> Problem requirements
Show all lines holding the string "Domeniile".

--------

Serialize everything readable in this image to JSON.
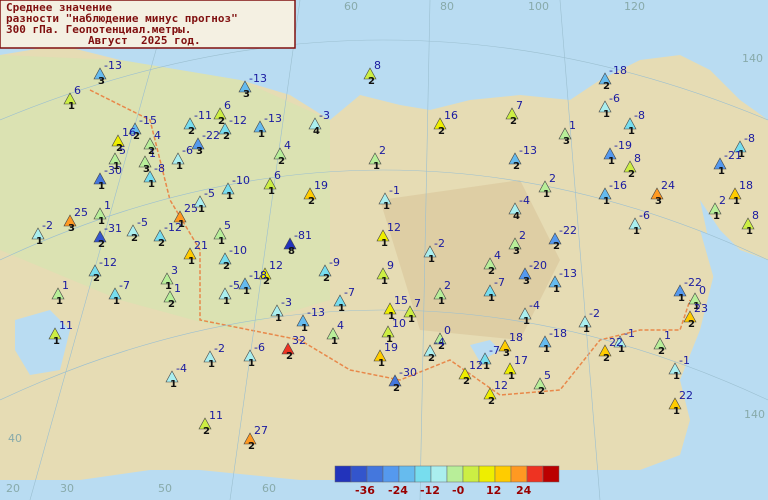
{
  "title": {
    "lines": [
      "Среднее значение",
      "разности \"наблюдение минус прогноз\"",
      "300 гПа. Геопотенциал.метры.",
      "Август  2025 год."
    ]
  },
  "legend": {
    "colors": [
      "#2233bb",
      "#3355cc",
      "#4477dd",
      "#5599ee",
      "#66bbee",
      "#77ddee",
      "#aaeeee",
      "#b8ee99",
      "#ccee44",
      "#eeee00",
      "#ffcc00",
      "#ff9922",
      "#ee3322",
      "#bb0000"
    ],
    "labels": [
      "-36",
      "-24",
      "-12",
      "-0",
      "12",
      "24"
    ]
  },
  "grid_labels": [
    "60",
    "80",
    "100",
    "120",
    "140",
    "40",
    "20",
    "30",
    "50",
    "60",
    "140"
  ],
  "stations": [
    {
      "value": -13,
      "count": 3
    },
    {
      "value": 6,
      "count": 1
    },
    {
      "value": -13,
      "count": 3
    },
    {
      "value": 8,
      "count": 2
    },
    {
      "value": -3,
      "count": 4
    },
    {
      "value": 16,
      "count": 2
    },
    {
      "value": 7,
      "count": 2
    },
    {
      "value": -18,
      "count": 2
    },
    {
      "value": -6,
      "count": 1
    },
    {
      "value": -8,
      "count": 1
    },
    {
      "value": 1,
      "count": 3
    },
    {
      "value": -8,
      "count": 1
    },
    {
      "value": -21,
      "count": 1
    },
    {
      "value": -19,
      "count": 1
    },
    {
      "value": 8,
      "count": 2
    },
    {
      "value": 24,
      "count": 3
    },
    {
      "value": -16,
      "count": 1
    },
    {
      "value": 18,
      "count": 1
    },
    {
      "value": 2,
      "count": 1
    },
    {
      "value": 8,
      "count": 1
    },
    {
      "value": -6,
      "count": 1
    },
    {
      "value": 2,
      "count": 1
    },
    {
      "value": -4,
      "count": 4
    },
    {
      "value": -13,
      "count": 2
    },
    {
      "value": 2,
      "count": 1
    },
    {
      "value": 4,
      "count": 2
    },
    {
      "value": -13,
      "count": 1
    },
    {
      "value": -12,
      "count": 2
    },
    {
      "value": 6,
      "count": 1
    },
    {
      "value": 19,
      "count": 2
    },
    {
      "value": -1,
      "count": 1
    },
    {
      "value": 12,
      "count": 1
    },
    {
      "value": -2,
      "count": 1
    },
    {
      "value": 2,
      "count": 3
    },
    {
      "value": -22,
      "count": 2
    },
    {
      "value": 4,
      "count": 2
    },
    {
      "value": -20,
      "count": 3
    },
    {
      "value": -13,
      "count": 1
    },
    {
      "value": -7,
      "count": 1
    },
    {
      "value": 2,
      "count": 1
    },
    {
      "value": 9,
      "count": 1
    },
    {
      "value": -81,
      "count": 8
    },
    {
      "value": -9,
      "count": 2
    },
    {
      "value": 12,
      "count": 2
    },
    {
      "value": -10,
      "count": 2
    },
    {
      "value": 21,
      "count": 1
    },
    {
      "value": -18,
      "count": 1
    },
    {
      "value": -5,
      "count": 1
    },
    {
      "value": -7,
      "count": 1
    },
    {
      "value": 15,
      "count": 1
    },
    {
      "value": 7,
      "count": 1
    },
    {
      "value": -4,
      "count": 1
    },
    {
      "value": -2,
      "count": 1
    },
    {
      "value": -22,
      "count": 1
    },
    {
      "value": 0,
      "count": 1
    },
    {
      "value": 23,
      "count": 2
    },
    {
      "value": -1,
      "count": 1
    },
    {
      "value": 1,
      "count": 2
    },
    {
      "value": -18,
      "count": 1
    },
    {
      "value": 18,
      "count": 3
    },
    {
      "value": 22,
      "count": 2
    },
    {
      "value": -1,
      "count": 1
    },
    {
      "value": 22,
      "count": 1
    },
    {
      "value": 5,
      "count": 2
    },
    {
      "value": 17,
      "count": 1
    },
    {
      "value": -7,
      "count": 1
    },
    {
      "value": 12,
      "count": 2
    },
    {
      "value": 12,
      "count": 2
    },
    {
      "value": -30,
      "count": 2
    },
    {
      "value": 19,
      "count": 1
    },
    {
      "value": 10,
      "count": 1
    },
    {
      "value": 0,
      "count": 2
    },
    {
      "value": -4,
      "count": 2
    },
    {
      "value": 4,
      "count": 1
    },
    {
      "value": -13,
      "count": 1
    },
    {
      "value": -3,
      "count": 1
    },
    {
      "value": 32,
      "count": 2
    },
    {
      "value": -6,
      "count": 1
    },
    {
      "value": -2,
      "count": 1
    },
    {
      "value": -4,
      "count": 1
    },
    {
      "value": 11,
      "count": 2
    },
    {
      "value": 27,
      "count": 2
    },
    {
      "value": 11,
      "count": 1
    },
    {
      "value": 1,
      "count": 1
    },
    {
      "value": -7,
      "count": 1
    },
    {
      "value": -12,
      "count": 2
    },
    {
      "value": 3,
      "count": 1
    },
    {
      "value": 1,
      "count": 2
    },
    {
      "value": -2,
      "count": 1
    },
    {
      "value": 25,
      "count": 3
    },
    {
      "value": 1,
      "count": 1
    },
    {
      "value": -31,
      "count": 2
    },
    {
      "value": -5,
      "count": 2
    },
    {
      "value": -12,
      "count": 2
    },
    {
      "value": 25,
      "count": 1
    },
    {
      "value": -5,
      "count": 1
    },
    {
      "value": -10,
      "count": 1
    },
    {
      "value": 5,
      "count": 1
    },
    {
      "value": -30,
      "count": 1
    },
    {
      "value": 5,
      "count": 1
    },
    {
      "value": 1,
      "count": 3
    },
    {
      "value": -8,
      "count": 1
    },
    {
      "value": -6,
      "count": 1
    },
    {
      "value": -15,
      "count": 2
    },
    {
      "value": 16,
      "count": 2
    },
    {
      "value": 4,
      "count": 2
    },
    {
      "value": -11,
      "count": 2
    },
    {
      "value": -22,
      "count": 3
    },
    {
      "value": 6,
      "count": 2
    }
  ]
}
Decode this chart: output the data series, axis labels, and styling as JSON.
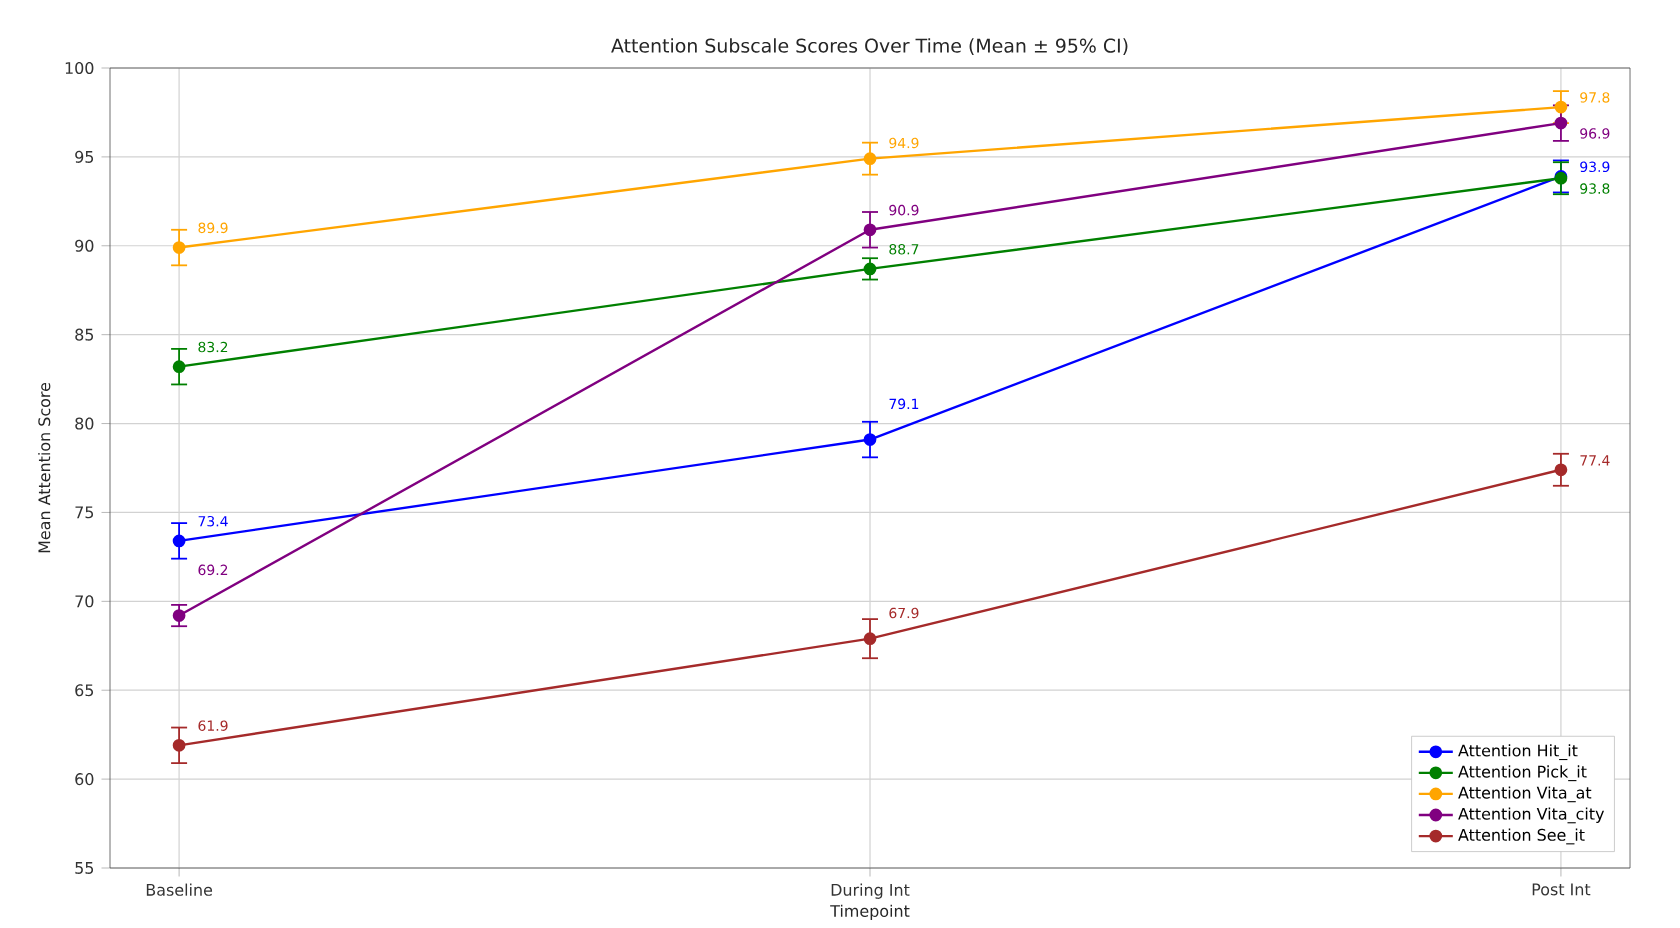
{
  "chart_data": {
    "type": "line",
    "title": "Attention Subscale Scores Over Time (Mean ± 95% CI)",
    "xlabel": "Timepoint",
    "ylabel": "Mean Attention Score",
    "categories": [
      "Baseline",
      "During Int",
      "Post Int"
    ],
    "series": [
      {
        "name": "Attention Hit_it",
        "color": "#0000ff",
        "values": [
          73.4,
          79.1,
          93.9
        ],
        "errors": [
          1.0,
          1.0,
          0.9
        ]
      },
      {
        "name": "Attention Pick_it",
        "color": "#008000",
        "values": [
          83.2,
          88.7,
          93.8
        ],
        "errors": [
          1.0,
          0.6,
          0.9
        ]
      },
      {
        "name": "Attention Vita_at",
        "color": "#ffa500",
        "values": [
          89.9,
          94.9,
          97.8
        ],
        "errors": [
          1.0,
          0.9,
          0.9
        ]
      },
      {
        "name": "Attention Vita_city",
        "color": "#800080",
        "values": [
          69.2,
          90.9,
          96.9
        ],
        "errors": [
          0.6,
          1.0,
          1.0
        ]
      },
      {
        "name": "Attention See_it",
        "color": "#a52a2a",
        "values": [
          61.9,
          67.9,
          77.4
        ],
        "errors": [
          1.0,
          1.1,
          0.9
        ]
      }
    ],
    "ylim": [
      55,
      100
    ],
    "yticks": [
      55,
      60,
      65,
      70,
      75,
      80,
      85,
      90,
      95,
      100
    ],
    "grid": true,
    "legend": "bottom right",
    "marker": "circle",
    "line_style": "solid",
    "data_labels": true
  }
}
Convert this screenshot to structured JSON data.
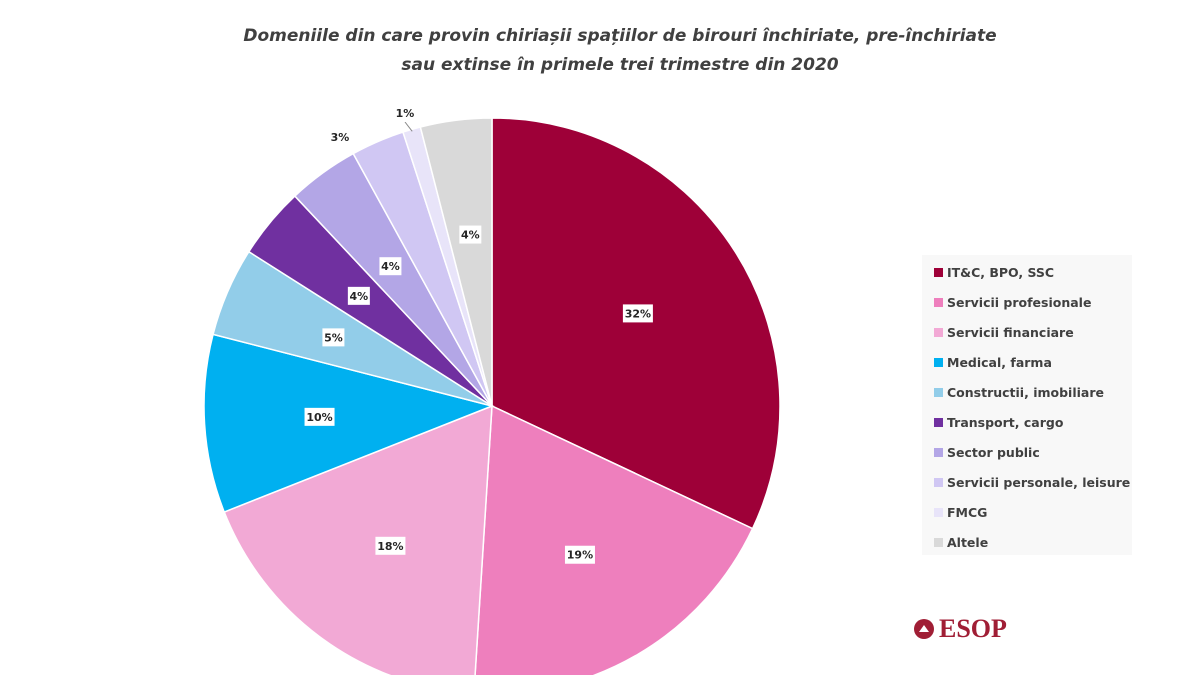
{
  "chart_data": {
    "type": "pie",
    "title": "Domeniile din care provin chiriașii spațiilor de birouri închiriate, pre-închiriate sau extinse în primele trei trimestre din 2020",
    "title_lines": [
      "Domeniile din care provin chiriașii spațiilor de birouri închiriate, pre-închiriate",
      "sau extinse în primele trei trimestre din 2020"
    ],
    "legend_position": "right",
    "start": "top, clockwise",
    "slices": [
      {
        "label": "IT&C, BPO, SSC",
        "value": 32,
        "data_label": "32%",
        "color": "#9e0038"
      },
      {
        "label": "Servicii profesionale",
        "value": 19,
        "data_label": "19%",
        "color": "#ee7fbd"
      },
      {
        "label": "Servicii financiare",
        "value": 18,
        "data_label": "18%",
        "color": "#f2a9d5"
      },
      {
        "label": "Medical, farma",
        "value": 10,
        "data_label": "10%",
        "color": "#00b0f0"
      },
      {
        "label": "Constructii, imobiliare",
        "value": 5,
        "data_label": "5%",
        "color": "#92cde9"
      },
      {
        "label": "Transport, cargo",
        "value": 4,
        "data_label": "4%",
        "color": "#7030a0"
      },
      {
        "label": "Sector public",
        "value": 4,
        "data_label": "4%",
        "color": "#b3a6e6"
      },
      {
        "label": "Servicii personale, leisure",
        "value": 3,
        "data_label": "3%",
        "color": "#d0c7f3"
      },
      {
        "label": "FMCG",
        "value": 1,
        "data_label": "1%",
        "color": "#e8e4f9"
      },
      {
        "label": "Altele",
        "value": 4,
        "data_label": "4%",
        "color": "#d9d9d9"
      }
    ]
  },
  "logo": {
    "text": "ESOP",
    "color": "#a01e35"
  }
}
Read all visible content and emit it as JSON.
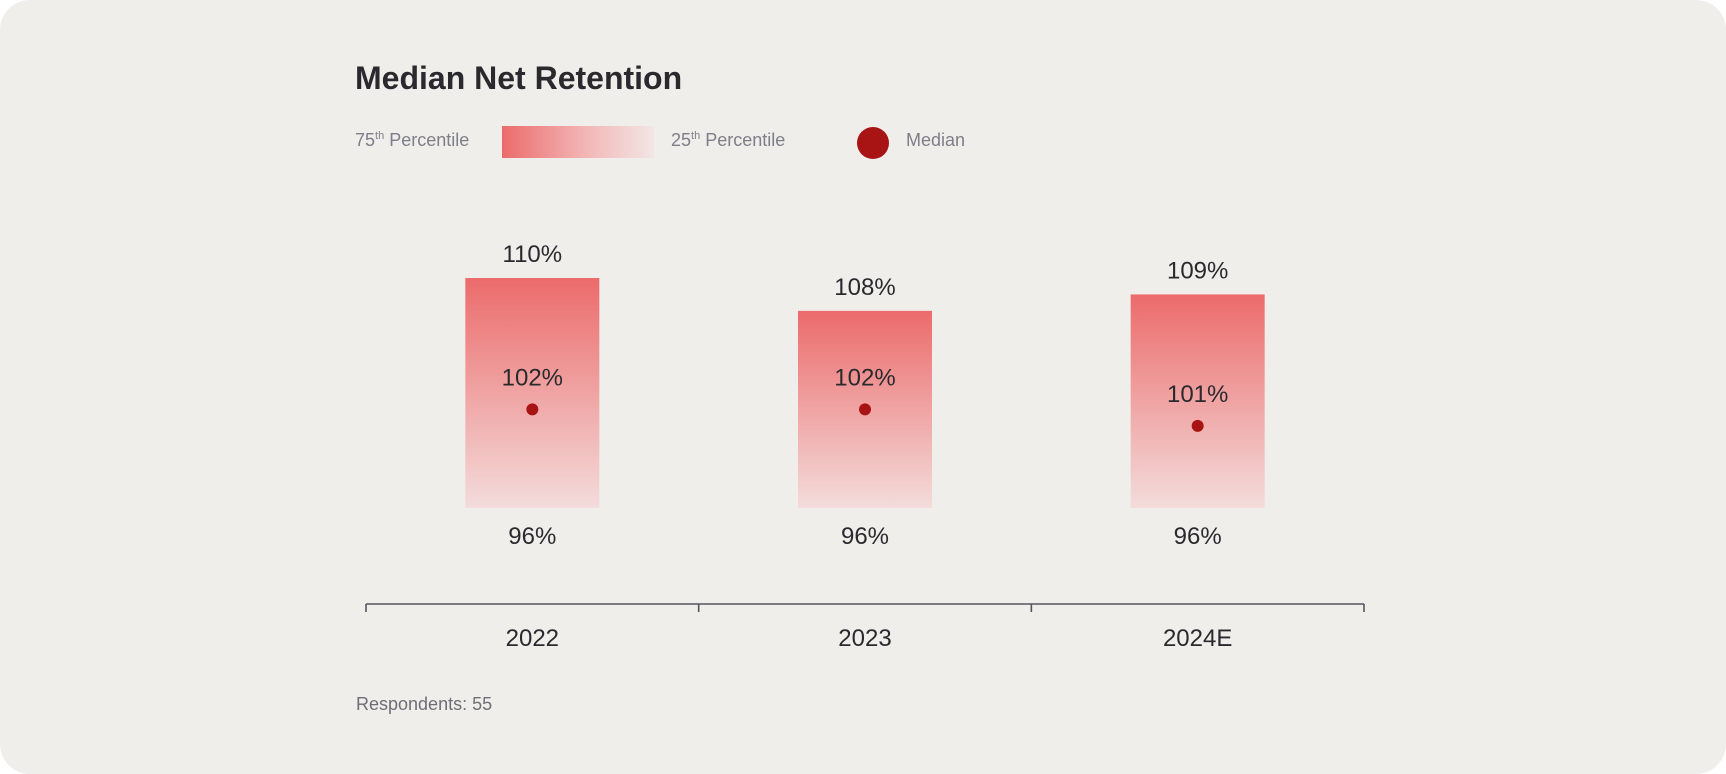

--------

> Answer to the problem
    "title": "Domeniile din care provin chiriașii spațiilor de birouri închiriate, pre-închiriate sau extinse în primele trei trimestre din 2020",
      "Domeniile din care provin chiriașii spațiilor de birouri închiriate, pre-închiriate",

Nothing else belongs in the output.